Task description -> Repeat the listing in full, word for word.

Data extract ->
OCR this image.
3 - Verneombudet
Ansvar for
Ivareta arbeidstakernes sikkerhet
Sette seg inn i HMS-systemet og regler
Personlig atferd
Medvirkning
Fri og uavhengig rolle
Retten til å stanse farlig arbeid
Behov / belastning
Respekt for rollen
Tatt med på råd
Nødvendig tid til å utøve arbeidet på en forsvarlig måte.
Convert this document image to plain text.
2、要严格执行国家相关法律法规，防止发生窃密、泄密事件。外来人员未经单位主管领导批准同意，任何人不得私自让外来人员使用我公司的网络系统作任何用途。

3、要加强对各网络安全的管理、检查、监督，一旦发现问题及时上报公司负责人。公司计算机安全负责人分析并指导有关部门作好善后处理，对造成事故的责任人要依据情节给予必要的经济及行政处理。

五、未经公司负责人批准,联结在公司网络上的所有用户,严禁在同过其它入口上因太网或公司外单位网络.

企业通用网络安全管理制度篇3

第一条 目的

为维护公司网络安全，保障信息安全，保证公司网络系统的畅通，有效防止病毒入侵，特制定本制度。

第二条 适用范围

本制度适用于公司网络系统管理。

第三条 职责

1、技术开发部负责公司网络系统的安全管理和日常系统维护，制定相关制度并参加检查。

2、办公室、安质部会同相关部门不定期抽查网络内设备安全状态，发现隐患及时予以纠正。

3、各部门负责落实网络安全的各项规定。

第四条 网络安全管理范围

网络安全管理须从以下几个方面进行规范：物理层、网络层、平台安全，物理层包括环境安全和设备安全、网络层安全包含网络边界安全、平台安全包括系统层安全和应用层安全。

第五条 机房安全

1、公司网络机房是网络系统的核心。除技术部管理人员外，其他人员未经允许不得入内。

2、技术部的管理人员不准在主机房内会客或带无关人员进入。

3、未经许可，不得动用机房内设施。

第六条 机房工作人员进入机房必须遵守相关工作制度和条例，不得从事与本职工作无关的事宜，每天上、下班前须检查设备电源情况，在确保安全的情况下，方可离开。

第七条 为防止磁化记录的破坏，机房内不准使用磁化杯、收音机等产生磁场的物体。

Solution below ->
OCR this image.
3 - Verneombudet
Ansvar for
Ivareta arbeidstakernes sikkerhet
Sette seg inn i HMS-systemet og regler
Personlig atferd
Medvirkning
Fri og uavhengig rolle
Retten til å stanse farlig arbeid
Behov / belastning
Respekt for rollen
Tatt med på råd
Nødvendig tid til å utøve arbeidet på en forsvarlig måte.
Convert this document image to plain text.
2、要严格执行国家相关法律法规，防止发生窃密、泄密事件。外来人员未经单位主管领导批准同意，任何人不得私自让外来人员使用我公司的网络系统作任何用途。

3、要加强对各网络安全的管理、检查、监督，一旦发现问题及时上报公司负责人。公司计算机安全负责人分析并指导有关部门作好善后处理，对造成事故的责任人要依据情节给予必要的经济及行政处理。

五、未经公司负责人批准,联结在公司网络上的所有用户,严禁在同过其它入口上因太网或公司外单位网络.

企业通用网络安全管理制度篇3

第一条 目的

为维护公司网络安全，保障信息安全，保证公司网络系统的畅通，有效防止病毒入侵，特制定本制度。

第二条 适用范围

本制度适用于公司网络系统管理。

第三条 职责

1、技术开发部负责公司网络系统的安全管理和日常系统维护，制定相关制度并参加检查。

2、办公室、安质部会同相关部门不定期抽查网络内设备安全状态，发现隐患及时予以纠正。

3、各部门负责落实网络安全的各项规定。

第四条 网络安全管理范围

网络安全管理须从以下几个方面进行规范：物理层、网络层、平台安全，物理层包括环境安全和设备安全、网络层安全包含网络边界安全、平台安全包括系统层安全和应用层安全。

第五条 机房安全

1、公司网络机房是网络系统的核心。除技术部管理人员外，其他人员未经允许不得入内。

2、技术部的管理人员不准在主机房内会客或带无关人员进入。

3、未经许可，不得动用机房内设施。

第六条 机房工作人员进入机房必须遵守相关工作制度和条例，不得从事与本职工作无关的事宜，每天上、下班前须检查设备电源情况，在确保安全的情况下，方可离开。

第七条 为防止磁化记录的破坏，机房内不准使用磁化杯、收音机等产生磁场的物体。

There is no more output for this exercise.